* _Exercise aim_
Scan the material for the word "chiqarish", and copy each line where it shows up.

* _Records shown_
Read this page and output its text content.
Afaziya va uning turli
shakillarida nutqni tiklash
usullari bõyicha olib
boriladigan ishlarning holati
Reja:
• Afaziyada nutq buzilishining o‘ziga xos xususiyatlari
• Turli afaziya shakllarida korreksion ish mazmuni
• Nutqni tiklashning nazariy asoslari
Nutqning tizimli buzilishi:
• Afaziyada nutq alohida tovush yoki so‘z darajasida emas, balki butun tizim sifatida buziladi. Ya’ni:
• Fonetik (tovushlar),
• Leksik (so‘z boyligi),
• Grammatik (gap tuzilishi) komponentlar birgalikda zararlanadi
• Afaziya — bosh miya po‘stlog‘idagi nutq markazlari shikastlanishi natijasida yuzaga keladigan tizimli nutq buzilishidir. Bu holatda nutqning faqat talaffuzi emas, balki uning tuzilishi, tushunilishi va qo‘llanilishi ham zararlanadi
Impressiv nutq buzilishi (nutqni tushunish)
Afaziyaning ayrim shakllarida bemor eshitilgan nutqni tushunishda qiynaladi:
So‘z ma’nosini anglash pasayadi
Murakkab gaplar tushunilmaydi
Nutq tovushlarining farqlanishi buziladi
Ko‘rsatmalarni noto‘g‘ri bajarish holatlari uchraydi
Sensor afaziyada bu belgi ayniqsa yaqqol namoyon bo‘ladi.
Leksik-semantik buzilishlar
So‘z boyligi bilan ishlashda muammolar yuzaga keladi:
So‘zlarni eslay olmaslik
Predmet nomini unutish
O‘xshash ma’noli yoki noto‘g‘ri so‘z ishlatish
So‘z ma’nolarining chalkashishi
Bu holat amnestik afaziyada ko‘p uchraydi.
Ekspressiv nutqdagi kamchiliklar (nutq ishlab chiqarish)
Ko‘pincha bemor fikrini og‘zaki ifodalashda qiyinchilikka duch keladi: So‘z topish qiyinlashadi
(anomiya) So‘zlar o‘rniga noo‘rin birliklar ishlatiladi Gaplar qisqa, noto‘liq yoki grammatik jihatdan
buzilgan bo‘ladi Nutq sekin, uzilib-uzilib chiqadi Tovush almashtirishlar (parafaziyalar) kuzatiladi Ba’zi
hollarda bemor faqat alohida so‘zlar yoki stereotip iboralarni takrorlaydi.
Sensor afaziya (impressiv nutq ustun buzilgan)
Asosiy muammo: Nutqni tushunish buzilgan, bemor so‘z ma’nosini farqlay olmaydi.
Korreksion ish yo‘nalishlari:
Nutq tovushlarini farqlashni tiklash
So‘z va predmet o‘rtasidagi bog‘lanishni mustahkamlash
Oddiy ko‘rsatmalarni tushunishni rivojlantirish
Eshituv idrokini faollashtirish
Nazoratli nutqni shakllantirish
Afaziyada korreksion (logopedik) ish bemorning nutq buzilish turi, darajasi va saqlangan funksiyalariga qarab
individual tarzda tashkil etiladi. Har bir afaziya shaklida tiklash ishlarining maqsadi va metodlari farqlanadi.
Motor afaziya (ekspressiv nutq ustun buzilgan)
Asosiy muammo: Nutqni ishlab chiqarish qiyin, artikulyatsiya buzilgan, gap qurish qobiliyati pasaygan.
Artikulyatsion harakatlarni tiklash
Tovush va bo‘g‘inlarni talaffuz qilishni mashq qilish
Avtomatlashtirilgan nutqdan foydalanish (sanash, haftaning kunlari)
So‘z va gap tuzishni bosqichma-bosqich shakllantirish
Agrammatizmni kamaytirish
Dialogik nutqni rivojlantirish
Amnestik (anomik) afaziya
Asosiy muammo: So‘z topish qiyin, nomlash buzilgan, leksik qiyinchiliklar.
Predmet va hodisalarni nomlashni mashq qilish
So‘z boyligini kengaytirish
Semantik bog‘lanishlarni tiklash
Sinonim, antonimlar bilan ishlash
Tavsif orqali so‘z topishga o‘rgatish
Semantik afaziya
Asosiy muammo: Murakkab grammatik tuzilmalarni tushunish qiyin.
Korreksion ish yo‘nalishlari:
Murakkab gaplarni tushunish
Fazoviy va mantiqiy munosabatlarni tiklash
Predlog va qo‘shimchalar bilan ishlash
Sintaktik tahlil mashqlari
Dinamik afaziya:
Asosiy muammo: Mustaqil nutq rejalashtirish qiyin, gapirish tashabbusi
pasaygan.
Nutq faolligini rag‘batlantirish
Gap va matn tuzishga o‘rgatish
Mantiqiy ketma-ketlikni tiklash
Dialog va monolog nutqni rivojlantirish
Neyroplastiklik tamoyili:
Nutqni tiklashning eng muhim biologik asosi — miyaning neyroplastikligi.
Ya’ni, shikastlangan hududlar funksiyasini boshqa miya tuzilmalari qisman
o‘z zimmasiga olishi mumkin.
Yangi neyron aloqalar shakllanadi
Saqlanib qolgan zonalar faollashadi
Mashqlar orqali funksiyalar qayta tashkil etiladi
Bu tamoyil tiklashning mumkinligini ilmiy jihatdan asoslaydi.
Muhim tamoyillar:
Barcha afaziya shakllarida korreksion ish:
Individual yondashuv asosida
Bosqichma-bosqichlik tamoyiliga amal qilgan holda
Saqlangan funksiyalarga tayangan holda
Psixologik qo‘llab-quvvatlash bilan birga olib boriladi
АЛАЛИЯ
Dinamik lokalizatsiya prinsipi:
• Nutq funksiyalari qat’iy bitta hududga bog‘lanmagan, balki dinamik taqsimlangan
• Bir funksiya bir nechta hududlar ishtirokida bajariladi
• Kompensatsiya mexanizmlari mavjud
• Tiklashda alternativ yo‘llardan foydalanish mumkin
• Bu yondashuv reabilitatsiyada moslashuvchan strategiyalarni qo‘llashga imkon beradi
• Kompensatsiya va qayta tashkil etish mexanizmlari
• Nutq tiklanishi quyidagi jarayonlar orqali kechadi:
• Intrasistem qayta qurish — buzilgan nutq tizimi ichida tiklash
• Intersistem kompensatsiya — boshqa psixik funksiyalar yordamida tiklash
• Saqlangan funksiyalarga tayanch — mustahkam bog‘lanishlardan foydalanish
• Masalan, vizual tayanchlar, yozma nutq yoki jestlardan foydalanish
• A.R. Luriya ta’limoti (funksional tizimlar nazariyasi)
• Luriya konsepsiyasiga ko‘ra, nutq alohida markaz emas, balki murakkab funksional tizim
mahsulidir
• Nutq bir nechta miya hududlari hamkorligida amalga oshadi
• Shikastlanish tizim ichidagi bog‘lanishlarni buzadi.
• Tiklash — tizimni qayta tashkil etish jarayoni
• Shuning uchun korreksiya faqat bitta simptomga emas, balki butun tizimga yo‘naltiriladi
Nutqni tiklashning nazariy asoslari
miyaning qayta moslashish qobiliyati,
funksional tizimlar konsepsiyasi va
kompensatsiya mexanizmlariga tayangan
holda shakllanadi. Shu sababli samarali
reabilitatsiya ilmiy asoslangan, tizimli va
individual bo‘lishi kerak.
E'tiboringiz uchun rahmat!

* _Complete answer_
Ekspressiv nutqdagi kamchiliklar (nutq ishlab chiqarish)
Asosiy muammo: Nutqni ishlab chiqarish qiyin, artikulyatsiya buzilgan, gap qurish qobiliyati pasaygan.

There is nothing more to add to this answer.